Every line that contains "Falun" counts once; give the total number of such lines, with no other words.

[Dataset rows]
------------------------------------------------------------
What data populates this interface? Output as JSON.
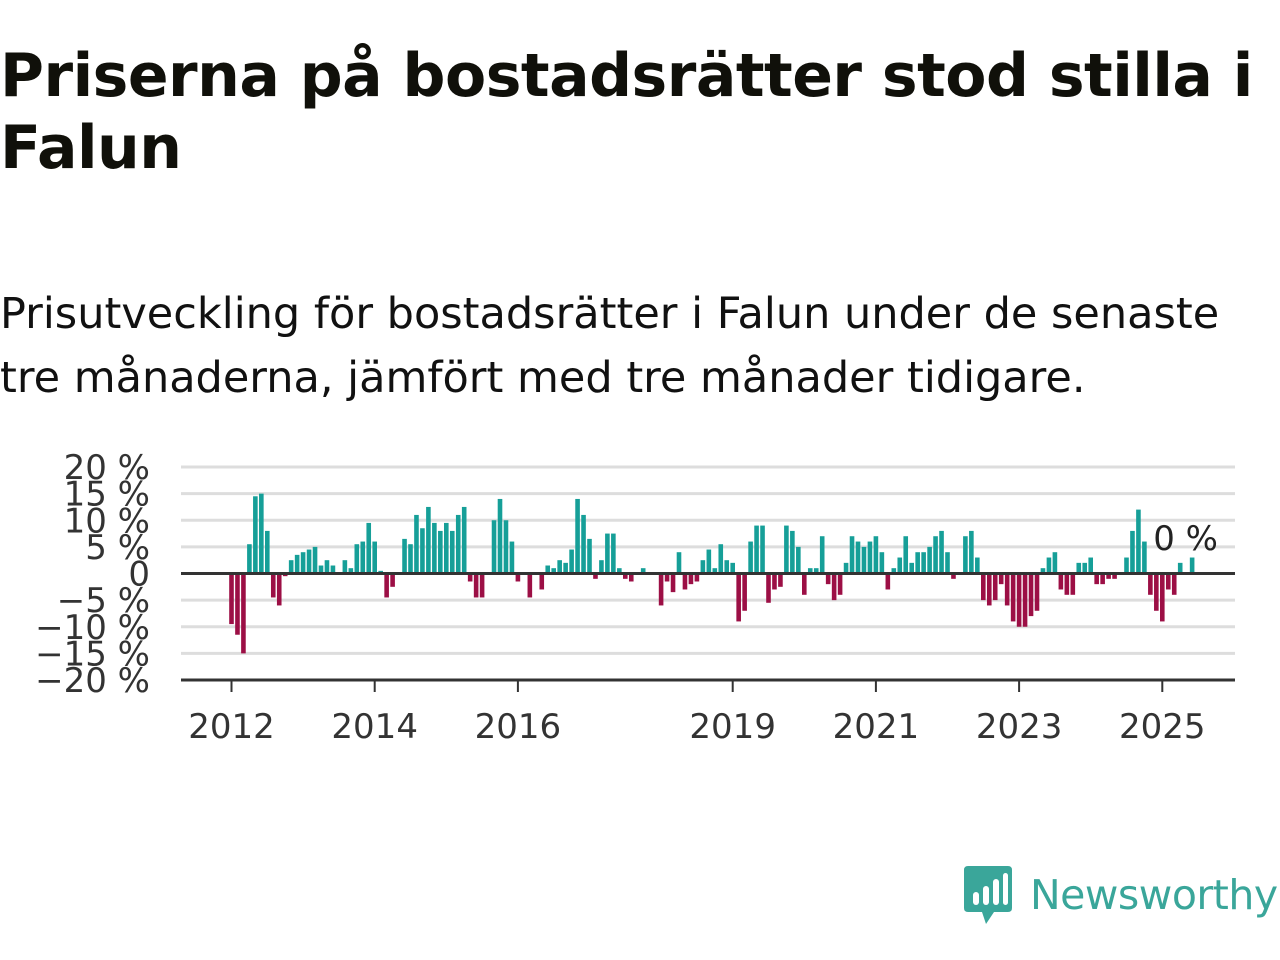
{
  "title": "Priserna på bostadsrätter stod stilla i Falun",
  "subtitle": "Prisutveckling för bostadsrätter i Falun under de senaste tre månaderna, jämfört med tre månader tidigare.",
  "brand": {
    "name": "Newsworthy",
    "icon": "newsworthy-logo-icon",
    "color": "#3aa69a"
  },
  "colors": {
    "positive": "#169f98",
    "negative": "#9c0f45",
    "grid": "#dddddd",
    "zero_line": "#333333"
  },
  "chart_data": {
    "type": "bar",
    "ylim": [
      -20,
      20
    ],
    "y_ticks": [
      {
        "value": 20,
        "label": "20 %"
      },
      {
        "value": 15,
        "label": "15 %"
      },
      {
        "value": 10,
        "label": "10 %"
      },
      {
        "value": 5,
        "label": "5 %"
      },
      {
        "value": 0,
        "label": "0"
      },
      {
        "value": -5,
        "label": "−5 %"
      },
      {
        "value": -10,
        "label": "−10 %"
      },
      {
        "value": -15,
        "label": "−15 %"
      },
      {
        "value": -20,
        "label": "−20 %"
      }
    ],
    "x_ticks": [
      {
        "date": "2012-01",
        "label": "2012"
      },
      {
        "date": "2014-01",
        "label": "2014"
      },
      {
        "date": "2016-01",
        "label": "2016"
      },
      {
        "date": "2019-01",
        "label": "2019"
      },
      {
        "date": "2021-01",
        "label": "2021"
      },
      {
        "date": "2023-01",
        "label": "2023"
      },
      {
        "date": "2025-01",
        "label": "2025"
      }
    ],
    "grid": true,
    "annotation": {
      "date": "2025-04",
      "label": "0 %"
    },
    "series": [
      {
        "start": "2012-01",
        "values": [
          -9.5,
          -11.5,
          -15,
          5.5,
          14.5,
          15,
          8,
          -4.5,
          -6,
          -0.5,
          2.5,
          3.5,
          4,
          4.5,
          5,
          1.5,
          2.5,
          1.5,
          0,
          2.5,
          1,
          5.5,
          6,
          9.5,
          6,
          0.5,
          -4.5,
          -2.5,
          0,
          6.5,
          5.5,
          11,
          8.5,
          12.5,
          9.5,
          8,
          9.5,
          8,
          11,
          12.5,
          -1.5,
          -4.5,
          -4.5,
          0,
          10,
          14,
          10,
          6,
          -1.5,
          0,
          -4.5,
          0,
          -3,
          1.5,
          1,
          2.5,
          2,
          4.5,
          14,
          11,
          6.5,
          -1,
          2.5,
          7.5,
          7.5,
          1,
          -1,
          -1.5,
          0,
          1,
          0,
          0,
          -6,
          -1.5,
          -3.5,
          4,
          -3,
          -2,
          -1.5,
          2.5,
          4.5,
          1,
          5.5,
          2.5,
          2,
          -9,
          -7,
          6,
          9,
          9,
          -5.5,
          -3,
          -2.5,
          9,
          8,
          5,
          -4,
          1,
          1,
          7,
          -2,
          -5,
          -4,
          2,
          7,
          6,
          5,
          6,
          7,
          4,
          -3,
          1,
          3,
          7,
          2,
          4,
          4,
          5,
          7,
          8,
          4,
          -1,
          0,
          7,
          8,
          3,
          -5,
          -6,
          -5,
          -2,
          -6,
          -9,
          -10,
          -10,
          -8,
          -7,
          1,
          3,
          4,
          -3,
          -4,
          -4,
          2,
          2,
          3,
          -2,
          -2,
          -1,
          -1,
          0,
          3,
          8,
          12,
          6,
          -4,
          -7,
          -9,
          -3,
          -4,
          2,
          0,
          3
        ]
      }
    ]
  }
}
------------------------------------------------------------
# FULL OUTPUT
2